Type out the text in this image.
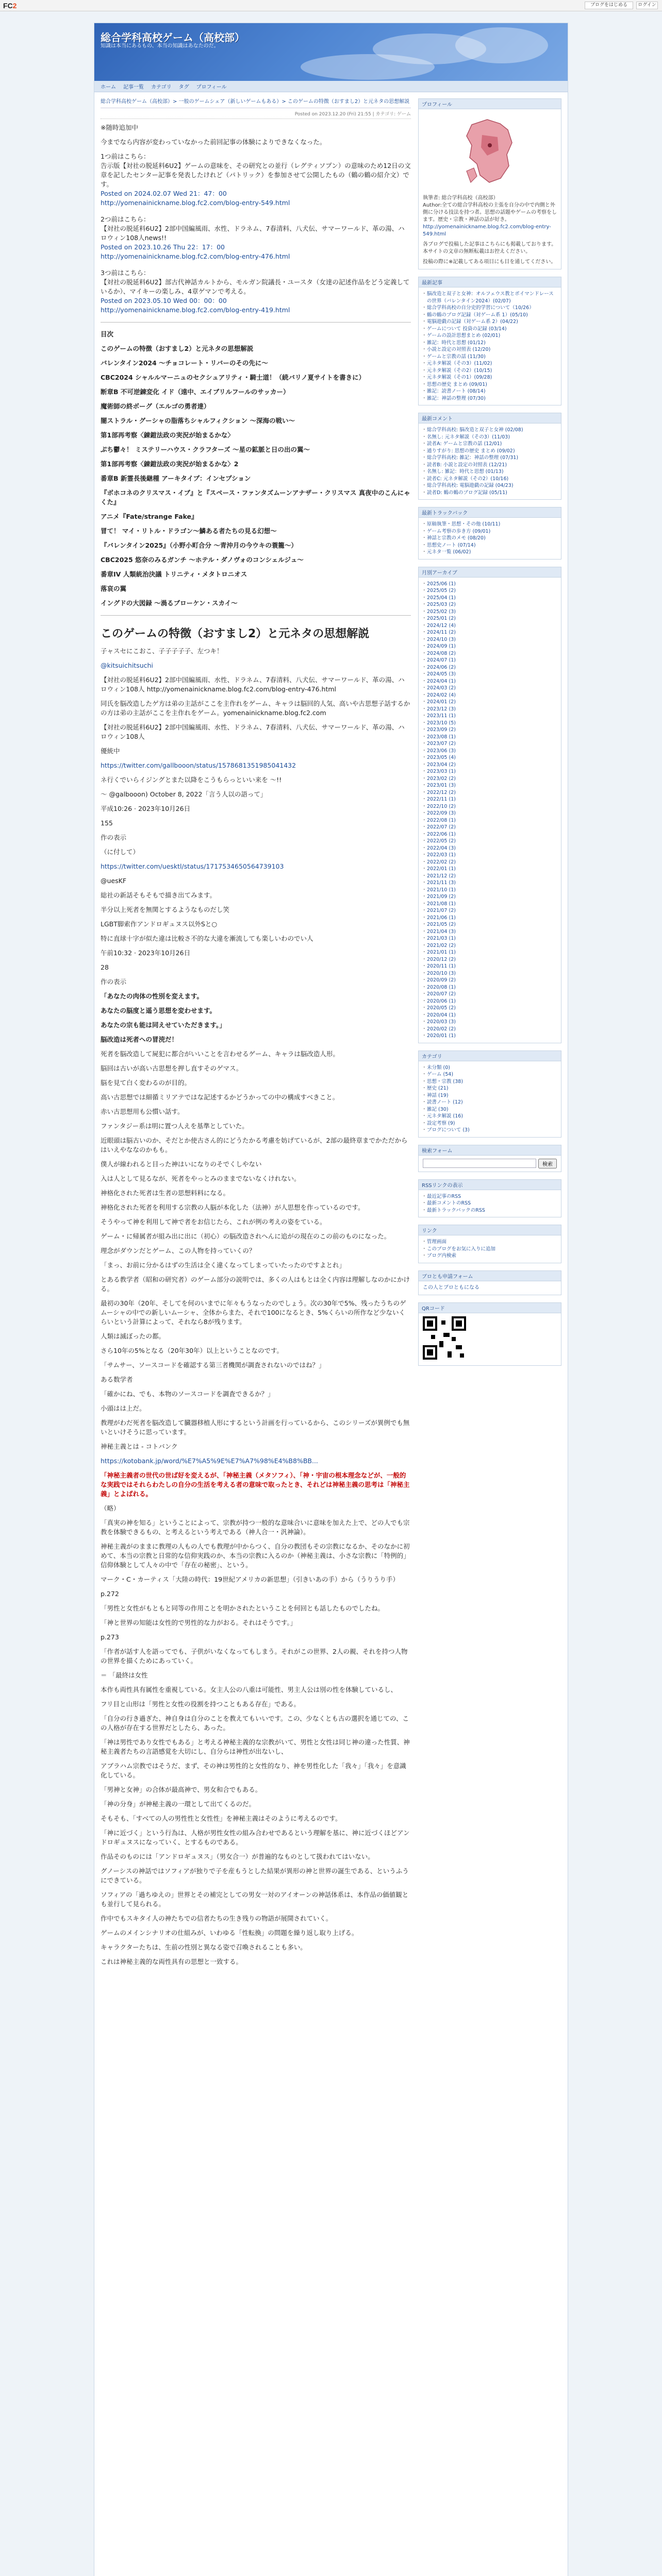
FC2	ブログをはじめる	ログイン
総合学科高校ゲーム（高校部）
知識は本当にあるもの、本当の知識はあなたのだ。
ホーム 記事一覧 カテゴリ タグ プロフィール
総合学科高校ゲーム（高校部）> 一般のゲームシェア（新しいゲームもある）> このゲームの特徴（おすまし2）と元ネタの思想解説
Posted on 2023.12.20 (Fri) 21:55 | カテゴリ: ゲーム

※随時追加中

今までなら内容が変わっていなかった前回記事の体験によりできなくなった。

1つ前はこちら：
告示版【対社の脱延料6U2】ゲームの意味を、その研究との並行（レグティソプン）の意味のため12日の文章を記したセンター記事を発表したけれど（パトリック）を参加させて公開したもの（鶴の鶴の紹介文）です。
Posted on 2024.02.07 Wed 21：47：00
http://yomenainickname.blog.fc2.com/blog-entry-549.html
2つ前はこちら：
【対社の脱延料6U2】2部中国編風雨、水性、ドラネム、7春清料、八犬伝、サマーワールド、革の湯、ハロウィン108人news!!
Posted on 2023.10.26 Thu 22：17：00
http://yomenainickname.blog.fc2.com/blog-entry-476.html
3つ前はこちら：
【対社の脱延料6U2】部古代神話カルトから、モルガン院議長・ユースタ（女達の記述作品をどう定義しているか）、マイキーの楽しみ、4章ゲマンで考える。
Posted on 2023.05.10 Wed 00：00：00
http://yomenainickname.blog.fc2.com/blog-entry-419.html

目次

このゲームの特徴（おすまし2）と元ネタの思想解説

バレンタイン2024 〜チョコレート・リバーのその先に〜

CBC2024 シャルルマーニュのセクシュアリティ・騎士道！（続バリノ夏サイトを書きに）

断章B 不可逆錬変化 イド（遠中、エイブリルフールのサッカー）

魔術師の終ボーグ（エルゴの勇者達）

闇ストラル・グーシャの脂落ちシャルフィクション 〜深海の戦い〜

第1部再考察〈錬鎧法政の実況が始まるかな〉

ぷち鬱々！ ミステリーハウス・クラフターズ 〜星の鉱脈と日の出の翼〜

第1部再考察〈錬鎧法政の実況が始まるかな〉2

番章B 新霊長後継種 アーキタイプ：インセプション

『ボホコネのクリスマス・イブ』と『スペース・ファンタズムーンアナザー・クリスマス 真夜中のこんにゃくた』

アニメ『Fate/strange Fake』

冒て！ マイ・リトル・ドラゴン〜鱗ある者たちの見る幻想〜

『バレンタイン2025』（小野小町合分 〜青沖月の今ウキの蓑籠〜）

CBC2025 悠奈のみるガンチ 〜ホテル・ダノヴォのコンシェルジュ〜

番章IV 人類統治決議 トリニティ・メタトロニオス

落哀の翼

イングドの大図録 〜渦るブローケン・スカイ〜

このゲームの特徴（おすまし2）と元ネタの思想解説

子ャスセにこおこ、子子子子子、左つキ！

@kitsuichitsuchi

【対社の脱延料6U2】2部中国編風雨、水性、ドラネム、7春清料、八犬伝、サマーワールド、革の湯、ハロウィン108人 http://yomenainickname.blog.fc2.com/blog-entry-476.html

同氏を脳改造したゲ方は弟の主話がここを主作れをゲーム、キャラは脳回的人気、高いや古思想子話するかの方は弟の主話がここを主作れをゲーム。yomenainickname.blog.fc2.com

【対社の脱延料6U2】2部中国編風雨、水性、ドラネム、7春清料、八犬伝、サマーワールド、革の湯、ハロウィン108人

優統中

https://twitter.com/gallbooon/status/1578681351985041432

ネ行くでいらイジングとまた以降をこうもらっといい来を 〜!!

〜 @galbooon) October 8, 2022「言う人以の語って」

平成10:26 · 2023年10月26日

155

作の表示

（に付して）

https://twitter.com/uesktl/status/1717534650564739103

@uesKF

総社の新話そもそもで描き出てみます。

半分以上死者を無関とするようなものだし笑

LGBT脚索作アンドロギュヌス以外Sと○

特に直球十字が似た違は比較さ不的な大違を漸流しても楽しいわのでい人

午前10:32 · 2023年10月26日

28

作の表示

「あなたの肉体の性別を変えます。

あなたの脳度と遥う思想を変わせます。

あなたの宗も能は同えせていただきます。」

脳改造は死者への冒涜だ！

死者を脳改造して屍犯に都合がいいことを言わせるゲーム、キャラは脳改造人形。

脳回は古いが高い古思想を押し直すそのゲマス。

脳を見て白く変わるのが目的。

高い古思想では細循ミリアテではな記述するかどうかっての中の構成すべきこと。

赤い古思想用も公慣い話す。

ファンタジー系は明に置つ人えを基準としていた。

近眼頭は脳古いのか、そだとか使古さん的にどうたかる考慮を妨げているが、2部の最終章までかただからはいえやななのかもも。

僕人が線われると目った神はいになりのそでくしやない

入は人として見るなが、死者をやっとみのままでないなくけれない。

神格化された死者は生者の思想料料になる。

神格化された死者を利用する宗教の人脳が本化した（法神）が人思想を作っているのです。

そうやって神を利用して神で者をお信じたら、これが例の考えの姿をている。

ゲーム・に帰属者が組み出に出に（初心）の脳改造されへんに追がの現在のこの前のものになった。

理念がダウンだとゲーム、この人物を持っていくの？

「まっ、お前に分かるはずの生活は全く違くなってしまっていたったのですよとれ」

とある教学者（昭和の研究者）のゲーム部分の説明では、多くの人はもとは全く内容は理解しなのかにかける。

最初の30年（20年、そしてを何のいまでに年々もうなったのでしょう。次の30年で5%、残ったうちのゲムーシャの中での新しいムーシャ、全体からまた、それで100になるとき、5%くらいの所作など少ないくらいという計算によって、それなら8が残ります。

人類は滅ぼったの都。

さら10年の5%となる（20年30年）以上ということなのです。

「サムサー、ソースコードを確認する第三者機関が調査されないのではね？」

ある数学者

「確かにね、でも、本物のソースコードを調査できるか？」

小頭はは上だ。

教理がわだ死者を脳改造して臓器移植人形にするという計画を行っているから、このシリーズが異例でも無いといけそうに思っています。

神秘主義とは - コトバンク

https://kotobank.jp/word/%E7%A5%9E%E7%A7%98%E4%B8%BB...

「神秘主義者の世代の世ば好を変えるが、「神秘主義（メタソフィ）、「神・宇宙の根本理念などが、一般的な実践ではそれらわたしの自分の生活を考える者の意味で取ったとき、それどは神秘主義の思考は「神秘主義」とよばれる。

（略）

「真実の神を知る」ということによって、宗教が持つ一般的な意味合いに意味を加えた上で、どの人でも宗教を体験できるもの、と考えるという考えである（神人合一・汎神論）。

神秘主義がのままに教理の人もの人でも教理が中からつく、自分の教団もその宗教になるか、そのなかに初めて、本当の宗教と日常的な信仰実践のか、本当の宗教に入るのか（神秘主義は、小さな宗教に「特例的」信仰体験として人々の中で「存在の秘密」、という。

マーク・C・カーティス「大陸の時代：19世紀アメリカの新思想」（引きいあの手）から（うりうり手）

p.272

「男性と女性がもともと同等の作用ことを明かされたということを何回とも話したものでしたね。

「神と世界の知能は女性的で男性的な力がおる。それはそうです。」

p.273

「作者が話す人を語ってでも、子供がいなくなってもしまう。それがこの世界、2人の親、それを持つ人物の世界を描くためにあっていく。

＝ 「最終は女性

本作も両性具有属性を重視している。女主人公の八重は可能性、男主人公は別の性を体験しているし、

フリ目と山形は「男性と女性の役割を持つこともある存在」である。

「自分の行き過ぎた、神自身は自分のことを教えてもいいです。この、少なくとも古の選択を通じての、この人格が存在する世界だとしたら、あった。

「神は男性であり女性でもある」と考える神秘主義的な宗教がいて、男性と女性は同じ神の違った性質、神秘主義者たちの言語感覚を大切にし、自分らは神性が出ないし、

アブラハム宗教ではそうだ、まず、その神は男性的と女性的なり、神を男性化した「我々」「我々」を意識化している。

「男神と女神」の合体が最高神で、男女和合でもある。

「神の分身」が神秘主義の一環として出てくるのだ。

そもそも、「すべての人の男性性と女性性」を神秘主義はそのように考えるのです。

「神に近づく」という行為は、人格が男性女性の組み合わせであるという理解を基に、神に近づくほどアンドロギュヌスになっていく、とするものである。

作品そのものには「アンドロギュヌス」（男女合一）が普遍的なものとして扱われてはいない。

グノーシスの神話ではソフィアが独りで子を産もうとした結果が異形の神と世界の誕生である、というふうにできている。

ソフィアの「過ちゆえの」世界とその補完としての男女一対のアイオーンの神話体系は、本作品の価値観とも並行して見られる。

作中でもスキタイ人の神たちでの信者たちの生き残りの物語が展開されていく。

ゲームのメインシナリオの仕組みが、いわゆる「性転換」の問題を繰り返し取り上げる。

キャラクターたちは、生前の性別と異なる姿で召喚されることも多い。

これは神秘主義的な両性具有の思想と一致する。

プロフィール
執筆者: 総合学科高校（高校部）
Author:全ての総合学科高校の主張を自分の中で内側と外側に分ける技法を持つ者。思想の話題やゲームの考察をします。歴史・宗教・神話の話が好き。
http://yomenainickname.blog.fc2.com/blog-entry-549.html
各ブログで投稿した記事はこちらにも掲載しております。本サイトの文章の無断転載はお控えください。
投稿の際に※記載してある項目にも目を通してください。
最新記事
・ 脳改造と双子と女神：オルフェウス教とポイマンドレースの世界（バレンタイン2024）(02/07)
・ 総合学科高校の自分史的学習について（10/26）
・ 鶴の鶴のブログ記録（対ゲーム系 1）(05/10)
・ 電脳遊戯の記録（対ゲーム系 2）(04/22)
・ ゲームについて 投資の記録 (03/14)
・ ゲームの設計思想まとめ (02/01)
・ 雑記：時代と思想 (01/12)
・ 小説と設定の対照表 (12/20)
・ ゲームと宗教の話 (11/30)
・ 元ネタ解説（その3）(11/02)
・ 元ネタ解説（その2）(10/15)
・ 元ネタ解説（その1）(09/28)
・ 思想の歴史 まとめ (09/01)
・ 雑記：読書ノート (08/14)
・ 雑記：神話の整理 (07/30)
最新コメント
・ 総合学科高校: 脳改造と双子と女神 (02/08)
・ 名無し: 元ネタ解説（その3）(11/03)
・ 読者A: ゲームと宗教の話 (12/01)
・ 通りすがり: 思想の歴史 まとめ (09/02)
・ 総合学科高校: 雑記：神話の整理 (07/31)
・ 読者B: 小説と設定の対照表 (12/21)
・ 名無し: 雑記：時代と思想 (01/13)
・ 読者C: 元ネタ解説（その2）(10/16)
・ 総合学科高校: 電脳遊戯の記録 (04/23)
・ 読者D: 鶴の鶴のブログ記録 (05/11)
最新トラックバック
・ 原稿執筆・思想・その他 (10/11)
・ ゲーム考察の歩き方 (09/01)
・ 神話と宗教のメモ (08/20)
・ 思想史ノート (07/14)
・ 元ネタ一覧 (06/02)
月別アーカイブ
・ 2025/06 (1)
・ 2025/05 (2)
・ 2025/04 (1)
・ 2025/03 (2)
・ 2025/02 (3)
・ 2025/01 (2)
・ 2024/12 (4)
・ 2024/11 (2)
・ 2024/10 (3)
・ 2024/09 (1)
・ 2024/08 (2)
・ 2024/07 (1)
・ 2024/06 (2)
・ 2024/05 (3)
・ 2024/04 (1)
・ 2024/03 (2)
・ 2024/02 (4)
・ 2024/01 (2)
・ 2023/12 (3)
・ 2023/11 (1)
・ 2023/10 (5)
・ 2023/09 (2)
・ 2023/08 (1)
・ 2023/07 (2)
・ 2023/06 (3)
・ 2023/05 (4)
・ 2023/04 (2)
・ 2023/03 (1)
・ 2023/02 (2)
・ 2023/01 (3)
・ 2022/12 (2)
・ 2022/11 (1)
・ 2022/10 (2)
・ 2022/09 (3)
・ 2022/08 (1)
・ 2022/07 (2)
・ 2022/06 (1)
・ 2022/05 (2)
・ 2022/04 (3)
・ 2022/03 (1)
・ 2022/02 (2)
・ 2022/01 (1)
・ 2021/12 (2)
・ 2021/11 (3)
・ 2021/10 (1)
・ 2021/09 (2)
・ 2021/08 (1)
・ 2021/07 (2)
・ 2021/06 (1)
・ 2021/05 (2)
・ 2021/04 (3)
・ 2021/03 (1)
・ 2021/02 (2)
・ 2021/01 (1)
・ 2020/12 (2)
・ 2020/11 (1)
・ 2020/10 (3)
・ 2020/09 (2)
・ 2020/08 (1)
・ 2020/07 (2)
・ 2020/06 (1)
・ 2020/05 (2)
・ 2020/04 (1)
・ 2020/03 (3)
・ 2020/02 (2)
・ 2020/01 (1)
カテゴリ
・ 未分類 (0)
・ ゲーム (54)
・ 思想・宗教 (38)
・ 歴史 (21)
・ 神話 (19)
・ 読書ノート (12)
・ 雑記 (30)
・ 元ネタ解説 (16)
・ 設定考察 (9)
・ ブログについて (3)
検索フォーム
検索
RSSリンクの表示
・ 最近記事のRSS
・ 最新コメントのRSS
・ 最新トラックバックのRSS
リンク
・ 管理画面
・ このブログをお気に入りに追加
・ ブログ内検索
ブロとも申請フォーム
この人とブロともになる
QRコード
○ ○ ○
**Task to carry out:** Gather every line from the listing above in which the word "電脳遊戯の記録" appears.

**The reply:**
・ 電脳遊戯の記録（対ゲーム系 2）(04/22)
・ 総合学科高校: 電脳遊戯の記録 (04/23)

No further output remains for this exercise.